**Exercise objective**:
Render every line of the data below as a Markdown table with two columns, Row and Line. Number the rows in order and leave out any blank lines.

**Given entries**:
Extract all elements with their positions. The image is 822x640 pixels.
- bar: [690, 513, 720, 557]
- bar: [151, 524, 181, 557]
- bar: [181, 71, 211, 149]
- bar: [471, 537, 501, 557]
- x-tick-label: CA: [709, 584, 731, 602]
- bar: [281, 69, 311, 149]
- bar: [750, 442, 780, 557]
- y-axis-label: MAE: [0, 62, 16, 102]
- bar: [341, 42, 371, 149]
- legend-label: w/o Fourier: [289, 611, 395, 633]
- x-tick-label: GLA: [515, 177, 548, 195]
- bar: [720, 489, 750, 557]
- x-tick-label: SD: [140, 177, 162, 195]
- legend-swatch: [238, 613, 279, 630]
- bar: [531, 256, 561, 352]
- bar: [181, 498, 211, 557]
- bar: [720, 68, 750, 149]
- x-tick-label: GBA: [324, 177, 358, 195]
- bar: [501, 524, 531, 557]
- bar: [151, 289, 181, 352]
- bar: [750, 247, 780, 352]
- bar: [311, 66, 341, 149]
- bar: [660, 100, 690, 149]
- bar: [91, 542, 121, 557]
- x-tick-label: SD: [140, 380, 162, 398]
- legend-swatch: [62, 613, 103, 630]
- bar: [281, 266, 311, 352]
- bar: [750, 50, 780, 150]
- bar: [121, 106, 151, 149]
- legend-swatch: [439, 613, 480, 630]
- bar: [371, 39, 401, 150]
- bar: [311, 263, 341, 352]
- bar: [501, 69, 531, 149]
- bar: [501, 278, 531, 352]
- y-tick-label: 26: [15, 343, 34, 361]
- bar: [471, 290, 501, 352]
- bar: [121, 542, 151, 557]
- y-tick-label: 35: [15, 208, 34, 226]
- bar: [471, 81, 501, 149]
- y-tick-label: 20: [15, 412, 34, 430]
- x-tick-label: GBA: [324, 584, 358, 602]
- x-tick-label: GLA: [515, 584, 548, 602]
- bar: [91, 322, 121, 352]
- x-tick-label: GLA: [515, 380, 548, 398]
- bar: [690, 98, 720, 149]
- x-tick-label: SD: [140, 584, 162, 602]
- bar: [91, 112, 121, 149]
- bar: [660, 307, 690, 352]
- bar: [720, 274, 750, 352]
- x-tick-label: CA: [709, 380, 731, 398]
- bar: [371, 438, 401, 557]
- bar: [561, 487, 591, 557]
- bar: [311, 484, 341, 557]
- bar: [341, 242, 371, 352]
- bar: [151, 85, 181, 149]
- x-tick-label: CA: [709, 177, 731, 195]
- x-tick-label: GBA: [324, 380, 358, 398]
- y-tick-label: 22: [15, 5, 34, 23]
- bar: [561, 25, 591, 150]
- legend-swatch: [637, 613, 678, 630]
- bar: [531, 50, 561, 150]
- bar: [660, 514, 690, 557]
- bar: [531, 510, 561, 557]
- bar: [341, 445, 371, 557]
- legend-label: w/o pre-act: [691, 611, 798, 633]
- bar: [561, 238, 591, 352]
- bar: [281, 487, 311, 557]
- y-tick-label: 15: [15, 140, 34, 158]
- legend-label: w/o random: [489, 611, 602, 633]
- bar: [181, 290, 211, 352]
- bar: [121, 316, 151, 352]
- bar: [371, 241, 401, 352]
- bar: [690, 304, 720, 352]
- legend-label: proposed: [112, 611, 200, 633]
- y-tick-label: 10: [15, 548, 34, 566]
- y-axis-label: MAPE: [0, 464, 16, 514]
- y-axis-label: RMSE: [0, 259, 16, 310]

**Reply**:
| Row | Line |
|---|---|
| 1 | Extract all elements with their positions. The image is 822x640 pixels. |
| 2 | - bar: [690, 513, 720, 557] |
| 3 | - bar: [151, 524, 181, 557] |
| 4 | - bar: [181, 71, 211, 149] |
| 5 | - bar: [471, 537, 501, 557] |
| 6 | - x-tick-label: CA: [709, 584, 731, 602] |
| 7 | - bar: [281, 69, 311, 149] |
| 8 | - bar: [750, 442, 780, 557] |
| 9 | - y-axis-label: MAE: [0, 62, 16, 102] |
| 10 | - bar: [341, 42, 371, 149] |
| 11 | - legend-label: w/o Fourier: [289, 611, 395, 633] |
| 12 | - x-tick-label: GLA: [515, 177, 548, 195] |
| 13 | - bar: [720, 489, 750, 557] |
| 14 | - x-tick-label: SD: [140, 177, 162, 195] |
| 15 | - legend-swatch: [238, 613, 279, 630] |
| 16 | - bar: [531, 256, 561, 352] |
| 17 | - bar: [181, 498, 211, 557] |
| 18 | - bar: [720, 68, 750, 149] |
| 19 | - x-tick-label: GBA: [324, 177, 358, 195] |
| 20 | - bar: [501, 524, 531, 557] |
| 21 | - bar: [151, 289, 181, 352] |
| 22 | - bar: [750, 247, 780, 352] |
| 23 | - bar: [311, 66, 341, 149] |
| 24 | - bar: [660, 100, 690, 149] |
| 25 | - bar: [91, 542, 121, 557] |
| 26 | - x-tick-label: SD: [140, 380, 162, 398] |
| 27 | - legend-swatch: [62, 613, 103, 630] |
| 28 | - bar: [281, 266, 311, 352] |
| 29 | - bar: [750, 50, 780, 150] |
| 30 | - bar: [121, 106, 151, 149] |
| 31 | - legend-swatch: [439, 613, 480, 630] |
| 32 | - bar: [371, 39, 401, 150] |
| 33 | - bar: [311, 263, 341, 352] |
| 34 | - bar: [501, 69, 531, 149] |
| 35 | - bar: [501, 278, 531, 352] |
| 36 | - y-tick-label: 26: [15, 343, 34, 361] |
| 37 | - bar: [471, 290, 501, 352] |
| 38 | - bar: [121, 542, 151, 557] |
| 39 | - y-tick-label: 35: [15, 208, 34, 226] |
| 40 | - bar: [471, 81, 501, 149] |
| 41 | - y-tick-label: 20: [15, 412, 34, 430] |
| 42 | - x-tick-label: GBA: [324, 584, 358, 602] |
| 43 | - x-tick-label: GLA: [515, 584, 548, 602] |
| 44 | - bar: [91, 322, 121, 352] |
| 45 | - x-tick-label: GLA: [515, 380, 548, 398] |
| 46 | - bar: [690, 98, 720, 149] |
| 47 | - x-tick-label: SD: [140, 584, 162, 602] |
| 48 | - bar: [91, 112, 121, 149] |
| 49 | - bar: [660, 307, 690, 352] |
| 50 | - bar: [720, 274, 750, 352] |
| 51 | - x-tick-label: CA: [709, 380, 731, 398] |
| 52 | - bar: [371, 438, 401, 557] |
| 53 | - bar: [561, 487, 591, 557] |
| 54 | - bar: [311, 484, 341, 557] |
| 55 | - bar: [341, 242, 371, 352] |
| 56 | - bar: [151, 85, 181, 149] |
| 57 | - x-tick-label: CA: [709, 177, 731, 195] |
| 58 | - x-tick-label: GBA: [324, 380, 358, 398] |
| 59 | - y-tick-label: 22: [15, 5, 34, 23] |
| 60 | - bar: [561, 25, 591, 150] |
| 61 | - legend-swatch: [637, 613, 678, 630] |
| 62 | - bar: [531, 50, 561, 150] |
| 63 | - bar: [660, 514, 690, 557] |
| 64 | - bar: [531, 510, 561, 557] |
| 65 | - bar: [341, 445, 371, 557] |
| 66 | - legend-label: w/o pre-act: [691, 611, 798, 633] |
| 67 | - bar: [561, 238, 591, 352] |
| 68 | - bar: [281, 487, 311, 557] |
| 69 | - y-tick-label: 15: [15, 140, 34, 158] |
| 70 | - legend-label: w/o random: [489, 611, 602, 633] |
| 71 | - bar: [181, 290, 211, 352] |
| 72 | - bar: [121, 316, 151, 352] |
| 73 | - bar: [371, 241, 401, 352] |
| 74 | - bar: [690, 304, 720, 352] |
| 75 | - legend-label: proposed: [112, 611, 200, 633] |
| 76 | - y-tick-label: 10: [15, 548, 34, 566] |
| 77 | - y-axis-label: MAPE: [0, 464, 16, 514] |
| 78 | - y-axis-label: RMSE: [0, 259, 16, 310] |